◆ EXERCISE INSTRUCTIONS:
Show, in full, each line of the data that contains "Nino".

◆ MATERIAL SUPPLIED:

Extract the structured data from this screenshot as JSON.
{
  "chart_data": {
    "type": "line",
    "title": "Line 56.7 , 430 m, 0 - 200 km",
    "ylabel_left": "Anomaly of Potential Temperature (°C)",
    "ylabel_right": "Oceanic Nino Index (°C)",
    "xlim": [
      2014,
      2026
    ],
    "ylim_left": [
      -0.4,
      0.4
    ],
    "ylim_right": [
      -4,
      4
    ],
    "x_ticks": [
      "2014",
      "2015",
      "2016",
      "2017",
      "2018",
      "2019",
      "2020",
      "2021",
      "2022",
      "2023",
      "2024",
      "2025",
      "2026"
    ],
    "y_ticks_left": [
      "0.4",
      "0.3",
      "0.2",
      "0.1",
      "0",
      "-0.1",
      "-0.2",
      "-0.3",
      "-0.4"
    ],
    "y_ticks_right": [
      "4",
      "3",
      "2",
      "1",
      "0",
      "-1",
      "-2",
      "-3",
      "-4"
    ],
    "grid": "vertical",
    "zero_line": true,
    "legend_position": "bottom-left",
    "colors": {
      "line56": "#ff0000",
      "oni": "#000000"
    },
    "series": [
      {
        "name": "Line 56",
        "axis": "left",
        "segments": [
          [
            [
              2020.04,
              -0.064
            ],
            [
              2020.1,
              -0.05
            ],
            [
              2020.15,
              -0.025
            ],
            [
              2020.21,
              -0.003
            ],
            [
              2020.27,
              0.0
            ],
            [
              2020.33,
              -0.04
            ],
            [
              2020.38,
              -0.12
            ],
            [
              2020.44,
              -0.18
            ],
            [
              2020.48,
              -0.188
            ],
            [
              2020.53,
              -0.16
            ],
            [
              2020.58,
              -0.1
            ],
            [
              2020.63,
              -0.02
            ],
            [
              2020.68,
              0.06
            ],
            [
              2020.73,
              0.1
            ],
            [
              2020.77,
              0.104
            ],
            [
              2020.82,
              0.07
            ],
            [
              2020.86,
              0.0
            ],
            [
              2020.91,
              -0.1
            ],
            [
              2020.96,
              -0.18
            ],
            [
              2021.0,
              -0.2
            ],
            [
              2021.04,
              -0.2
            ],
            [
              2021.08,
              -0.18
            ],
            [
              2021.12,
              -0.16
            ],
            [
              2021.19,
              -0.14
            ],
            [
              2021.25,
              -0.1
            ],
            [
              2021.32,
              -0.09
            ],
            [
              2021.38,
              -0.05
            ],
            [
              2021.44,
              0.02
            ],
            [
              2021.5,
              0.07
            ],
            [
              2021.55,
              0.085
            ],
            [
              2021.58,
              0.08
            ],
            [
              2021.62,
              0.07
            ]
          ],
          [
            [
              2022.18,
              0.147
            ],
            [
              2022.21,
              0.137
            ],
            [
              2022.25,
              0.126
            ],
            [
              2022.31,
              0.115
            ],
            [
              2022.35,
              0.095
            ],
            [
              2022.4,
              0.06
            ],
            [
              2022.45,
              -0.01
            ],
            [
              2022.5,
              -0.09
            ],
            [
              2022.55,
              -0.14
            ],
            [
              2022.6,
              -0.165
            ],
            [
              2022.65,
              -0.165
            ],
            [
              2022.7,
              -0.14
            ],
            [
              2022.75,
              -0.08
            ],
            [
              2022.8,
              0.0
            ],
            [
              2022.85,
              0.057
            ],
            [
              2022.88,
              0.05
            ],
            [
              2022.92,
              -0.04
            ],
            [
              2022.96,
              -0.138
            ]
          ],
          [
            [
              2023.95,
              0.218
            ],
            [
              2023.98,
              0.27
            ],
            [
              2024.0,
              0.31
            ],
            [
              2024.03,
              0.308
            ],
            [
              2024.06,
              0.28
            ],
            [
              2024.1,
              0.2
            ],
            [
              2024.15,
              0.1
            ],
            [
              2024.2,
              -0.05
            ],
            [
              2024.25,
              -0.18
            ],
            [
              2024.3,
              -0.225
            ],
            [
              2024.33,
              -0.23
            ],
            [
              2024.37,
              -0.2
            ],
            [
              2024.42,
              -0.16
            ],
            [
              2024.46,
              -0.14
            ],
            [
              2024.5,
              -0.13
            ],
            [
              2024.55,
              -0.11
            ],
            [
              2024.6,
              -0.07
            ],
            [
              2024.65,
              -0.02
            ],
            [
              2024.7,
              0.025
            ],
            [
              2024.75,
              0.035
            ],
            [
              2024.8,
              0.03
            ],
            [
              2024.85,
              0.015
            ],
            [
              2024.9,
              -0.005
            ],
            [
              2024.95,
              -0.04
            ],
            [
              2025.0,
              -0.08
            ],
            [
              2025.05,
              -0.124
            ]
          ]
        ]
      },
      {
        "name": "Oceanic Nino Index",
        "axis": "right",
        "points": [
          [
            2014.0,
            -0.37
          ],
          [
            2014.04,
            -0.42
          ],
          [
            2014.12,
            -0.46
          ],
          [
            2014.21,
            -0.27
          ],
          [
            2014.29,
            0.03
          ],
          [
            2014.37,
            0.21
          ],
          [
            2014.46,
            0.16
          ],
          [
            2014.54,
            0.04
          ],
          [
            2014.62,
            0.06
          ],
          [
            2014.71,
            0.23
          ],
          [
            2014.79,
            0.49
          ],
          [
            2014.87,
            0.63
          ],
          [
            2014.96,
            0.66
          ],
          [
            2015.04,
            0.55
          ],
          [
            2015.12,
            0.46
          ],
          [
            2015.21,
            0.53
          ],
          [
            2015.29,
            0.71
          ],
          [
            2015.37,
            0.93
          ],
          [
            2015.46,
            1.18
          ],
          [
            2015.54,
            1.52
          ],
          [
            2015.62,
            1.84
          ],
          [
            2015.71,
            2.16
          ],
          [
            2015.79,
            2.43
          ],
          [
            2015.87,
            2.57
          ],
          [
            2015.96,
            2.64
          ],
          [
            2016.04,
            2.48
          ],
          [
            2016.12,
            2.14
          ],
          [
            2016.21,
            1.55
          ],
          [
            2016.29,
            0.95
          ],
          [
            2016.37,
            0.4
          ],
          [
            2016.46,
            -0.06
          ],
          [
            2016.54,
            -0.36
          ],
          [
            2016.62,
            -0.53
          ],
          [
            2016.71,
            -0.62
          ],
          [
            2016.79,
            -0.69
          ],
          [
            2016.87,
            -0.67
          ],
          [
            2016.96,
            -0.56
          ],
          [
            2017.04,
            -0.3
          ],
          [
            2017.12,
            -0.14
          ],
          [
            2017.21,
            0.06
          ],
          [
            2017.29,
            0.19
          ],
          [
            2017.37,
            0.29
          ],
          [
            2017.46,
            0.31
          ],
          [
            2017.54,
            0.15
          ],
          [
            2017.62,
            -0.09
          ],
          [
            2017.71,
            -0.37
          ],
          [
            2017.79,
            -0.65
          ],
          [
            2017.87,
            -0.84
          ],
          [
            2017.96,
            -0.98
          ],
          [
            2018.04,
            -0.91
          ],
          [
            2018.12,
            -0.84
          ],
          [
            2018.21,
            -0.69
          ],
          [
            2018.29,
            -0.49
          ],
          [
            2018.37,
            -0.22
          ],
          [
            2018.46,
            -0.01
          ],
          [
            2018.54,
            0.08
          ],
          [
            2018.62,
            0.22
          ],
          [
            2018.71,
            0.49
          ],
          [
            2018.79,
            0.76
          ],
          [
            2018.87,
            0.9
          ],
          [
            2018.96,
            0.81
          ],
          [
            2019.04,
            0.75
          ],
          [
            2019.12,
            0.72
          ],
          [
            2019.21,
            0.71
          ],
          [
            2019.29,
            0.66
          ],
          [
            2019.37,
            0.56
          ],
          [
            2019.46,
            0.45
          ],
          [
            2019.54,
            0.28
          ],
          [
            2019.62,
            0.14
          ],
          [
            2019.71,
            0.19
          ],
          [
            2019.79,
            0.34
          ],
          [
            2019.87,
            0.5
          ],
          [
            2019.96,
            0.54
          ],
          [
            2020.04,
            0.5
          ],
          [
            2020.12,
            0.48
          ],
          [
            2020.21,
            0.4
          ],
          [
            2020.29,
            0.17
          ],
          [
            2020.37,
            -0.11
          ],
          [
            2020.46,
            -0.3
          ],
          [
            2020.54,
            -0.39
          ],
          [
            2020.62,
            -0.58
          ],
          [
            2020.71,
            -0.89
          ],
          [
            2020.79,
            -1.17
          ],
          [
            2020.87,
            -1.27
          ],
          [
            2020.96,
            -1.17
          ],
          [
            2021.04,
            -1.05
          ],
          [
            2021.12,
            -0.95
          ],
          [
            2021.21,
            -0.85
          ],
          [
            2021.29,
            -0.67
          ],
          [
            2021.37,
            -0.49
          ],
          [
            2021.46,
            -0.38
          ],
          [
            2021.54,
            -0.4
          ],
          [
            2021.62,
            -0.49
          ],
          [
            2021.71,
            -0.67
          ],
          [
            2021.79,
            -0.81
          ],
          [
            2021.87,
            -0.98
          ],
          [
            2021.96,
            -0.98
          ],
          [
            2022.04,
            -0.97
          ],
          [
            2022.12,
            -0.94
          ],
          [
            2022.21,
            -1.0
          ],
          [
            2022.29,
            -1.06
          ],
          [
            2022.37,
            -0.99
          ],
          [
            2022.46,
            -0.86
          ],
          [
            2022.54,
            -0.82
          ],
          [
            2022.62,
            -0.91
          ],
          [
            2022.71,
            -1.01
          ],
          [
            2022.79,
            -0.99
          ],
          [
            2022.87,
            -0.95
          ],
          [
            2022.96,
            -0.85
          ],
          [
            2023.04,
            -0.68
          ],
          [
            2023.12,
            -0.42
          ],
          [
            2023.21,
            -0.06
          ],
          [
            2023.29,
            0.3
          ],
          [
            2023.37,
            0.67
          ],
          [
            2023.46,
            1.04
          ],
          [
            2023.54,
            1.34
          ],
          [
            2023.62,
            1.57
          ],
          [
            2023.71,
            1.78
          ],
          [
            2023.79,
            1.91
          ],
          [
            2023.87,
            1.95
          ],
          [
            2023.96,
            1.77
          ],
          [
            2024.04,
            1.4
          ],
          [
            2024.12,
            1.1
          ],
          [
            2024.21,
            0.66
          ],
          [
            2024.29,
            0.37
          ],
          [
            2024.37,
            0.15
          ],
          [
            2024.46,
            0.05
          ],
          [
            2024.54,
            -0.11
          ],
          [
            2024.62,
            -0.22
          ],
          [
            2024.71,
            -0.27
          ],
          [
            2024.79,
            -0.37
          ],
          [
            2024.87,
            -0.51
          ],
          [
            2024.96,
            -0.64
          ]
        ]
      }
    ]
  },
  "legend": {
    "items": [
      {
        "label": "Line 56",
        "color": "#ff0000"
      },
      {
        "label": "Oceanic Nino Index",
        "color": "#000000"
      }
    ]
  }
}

◆ EXERCISE OUTPUT:
    "ylabel_right": "Oceanic Nino Index (°C)",
        "name": "Oceanic Nino Index",
        "label": "Oceanic Nino Index",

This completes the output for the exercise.